**GIVEN DATA:**
########################################

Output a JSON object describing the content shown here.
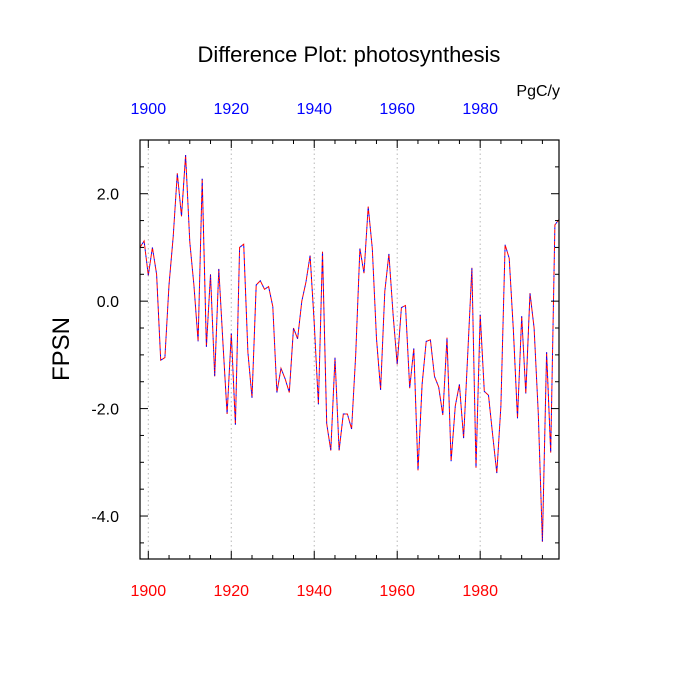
{
  "chart_data": {
    "type": "line",
    "title": "Difference Plot: photosynthesis",
    "units": "PgC/y",
    "xlabel": "",
    "ylabel": "FPSN",
    "xlim": [
      1898,
      1999
    ],
    "ylim": [
      -4.8,
      3.0
    ],
    "x_ticks": [
      "1900",
      "1920",
      "1940",
      "1960",
      "1980"
    ],
    "x_tick_values": [
      1900,
      1920,
      1940,
      1960,
      1980
    ],
    "y_ticks": [
      "2.0",
      "0.0",
      "-2.0",
      "-4.0"
    ],
    "y_tick_values": [
      2.0,
      0.0,
      -2.0,
      -4.0
    ],
    "grid": "vertical dotted",
    "colors": {
      "bottom_axis_labels": "#ff0000",
      "top_axis_labels": "#0000ff",
      "series_a": "#ff0000",
      "series_b": "#0000ff"
    },
    "series": [
      {
        "x": [
          1898,
          1899,
          1900,
          1901,
          1902,
          1903,
          1904,
          1905,
          1906,
          1907,
          1908,
          1909,
          1910,
          1911,
          1912,
          1913,
          1914,
          1915,
          1916,
          1917,
          1918,
          1919,
          1920,
          1921,
          1922,
          1923,
          1924,
          1925,
          1926,
          1927,
          1928,
          1929,
          1930,
          1931,
          1932,
          1933,
          1934,
          1935,
          1936,
          1937,
          1938,
          1939,
          1940,
          1941,
          1942,
          1943,
          1944,
          1945,
          1946,
          1947,
          1948,
          1949,
          1950,
          1951,
          1952,
          1953,
          1954,
          1955,
          1956,
          1957,
          1958,
          1959,
          1960,
          1961,
          1962,
          1963,
          1964,
          1965,
          1966,
          1967,
          1968,
          1969,
          1970,
          1971,
          1972,
          1973,
          1974,
          1975,
          1976,
          1977,
          1978,
          1979,
          1980,
          1981,
          1982,
          1983,
          1984,
          1985,
          1986,
          1987,
          1988,
          1989,
          1990,
          1991,
          1992,
          1993,
          1994,
          1995,
          1996,
          1997,
          1998,
          1999
        ],
        "values": [
          1.0,
          1.12,
          0.48,
          1.0,
          0.5,
          -1.1,
          -1.05,
          0.3,
          1.2,
          2.38,
          1.58,
          2.72,
          1.1,
          0.3,
          -0.75,
          2.28,
          -0.85,
          0.5,
          -1.4,
          0.6,
          -0.8,
          -2.1,
          -0.6,
          -2.3,
          1.0,
          1.06,
          -0.95,
          -1.8,
          0.3,
          0.38,
          0.22,
          0.27,
          -0.1,
          -1.7,
          -1.25,
          -1.45,
          -1.7,
          -0.5,
          -0.7,
          0.0,
          0.35,
          0.85,
          -0.4,
          -1.92,
          0.92,
          -2.28,
          -2.78,
          -1.05,
          -2.78,
          -2.1,
          -2.1,
          -2.38,
          -1.0,
          0.98,
          0.52,
          1.76,
          0.98,
          -0.7,
          -1.65,
          0.18,
          0.88,
          -0.25,
          -1.18,
          -0.12,
          -0.08,
          -1.62,
          -0.88,
          -3.15,
          -1.55,
          -0.75,
          -0.72,
          -1.4,
          -1.6,
          -2.12,
          -0.68,
          -2.98,
          -1.95,
          -1.55,
          -2.55,
          -1.0,
          0.62,
          -3.1,
          -0.25,
          -1.68,
          -1.75,
          -2.48,
          -3.2,
          -1.95,
          1.05,
          0.8,
          -0.55,
          -2.18,
          -0.28,
          -1.72,
          0.15,
          -0.5,
          -2.1,
          -4.48,
          -0.95,
          -2.82,
          1.42,
          1.52
        ]
      }
    ]
  }
}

########################################

**WRITTEN INSTRUCTION:**
The entries above are to be returned exactly, without their pictures.

**RESULT:**
Output a JSON object describing the content shown here.
{
  "chart_data": {
    "type": "line",
    "title": "Difference Plot: photosynthesis",
    "units": "PgC/y",
    "xlabel": "",
    "ylabel": "FPSN",
    "xlim": [
      1898,
      1999
    ],
    "ylim": [
      -4.8,
      3.0
    ],
    "x_ticks": [
      "1900",
      "1920",
      "1940",
      "1960",
      "1980"
    ],
    "x_tick_values": [
      1900,
      1920,
      1940,
      1960,
      1980
    ],
    "y_ticks": [
      "2.0",
      "0.0",
      "-2.0",
      "-4.0"
    ],
    "y_tick_values": [
      2.0,
      0.0,
      -2.0,
      -4.0
    ],
    "grid": "vertical dotted",
    "colors": {
      "bottom_axis_labels": "#ff0000",
      "top_axis_labels": "#0000ff",
      "series_a": "#ff0000",
      "series_b": "#0000ff"
    },
    "series": [
      {
        "x": [
          1898,
          1899,
          1900,
          1901,
          1902,
          1903,
          1904,
          1905,
          1906,
          1907,
          1908,
          1909,
          1910,
          1911,
          1912,
          1913,
          1914,
          1915,
          1916,
          1917,
          1918,
          1919,
          1920,
          1921,
          1922,
          1923,
          1924,
          1925,
          1926,
          1927,
          1928,
          1929,
          1930,
          1931,
          1932,
          1933,
          1934,
          1935,
          1936,
          1937,
          1938,
          1939,
          1940,
          1941,
          1942,
          1943,
          1944,
          1945,
          1946,
          1947,
          1948,
          1949,
          1950,
          1951,
          1952,
          1953,
          1954,
          1955,
          1956,
          1957,
          1958,
          1959,
          1960,
          1961,
          1962,
          1963,
          1964,
          1965,
          1966,
          1967,
          1968,
          1969,
          1970,
          1971,
          1972,
          1973,
          1974,
          1975,
          1976,
          1977,
          1978,
          1979,
          1980,
          1981,
          1982,
          1983,
          1984,
          1985,
          1986,
          1987,
          1988,
          1989,
          1990,
          1991,
          1992,
          1993,
          1994,
          1995,
          1996,
          1997,
          1998,
          1999
        ],
        "values": [
          1.0,
          1.12,
          0.48,
          1.0,
          0.5,
          -1.1,
          -1.05,
          0.3,
          1.2,
          2.38,
          1.58,
          2.72,
          1.1,
          0.3,
          -0.75,
          2.28,
          -0.85,
          0.5,
          -1.4,
          0.6,
          -0.8,
          -2.1,
          -0.6,
          -2.3,
          1.0,
          1.06,
          -0.95,
          -1.8,
          0.3,
          0.38,
          0.22,
          0.27,
          -0.1,
          -1.7,
          -1.25,
          -1.45,
          -1.7,
          -0.5,
          -0.7,
          0.0,
          0.35,
          0.85,
          -0.4,
          -1.92,
          0.92,
          -2.28,
          -2.78,
          -1.05,
          -2.78,
          -2.1,
          -2.1,
          -2.38,
          -1.0,
          0.98,
          0.52,
          1.76,
          0.98,
          -0.7,
          -1.65,
          0.18,
          0.88,
          -0.25,
          -1.18,
          -0.12,
          -0.08,
          -1.62,
          -0.88,
          -3.15,
          -1.55,
          -0.75,
          -0.72,
          -1.4,
          -1.6,
          -2.12,
          -0.68,
          -2.98,
          -1.95,
          -1.55,
          -2.55,
          -1.0,
          0.62,
          -3.1,
          -0.25,
          -1.68,
          -1.75,
          -2.48,
          -3.2,
          -1.95,
          1.05,
          0.8,
          -0.55,
          -2.18,
          -0.28,
          -1.72,
          0.15,
          -0.5,
          -2.1,
          -4.48,
          -0.95,
          -2.82,
          1.42,
          1.52
        ]
      }
    ]
  }
}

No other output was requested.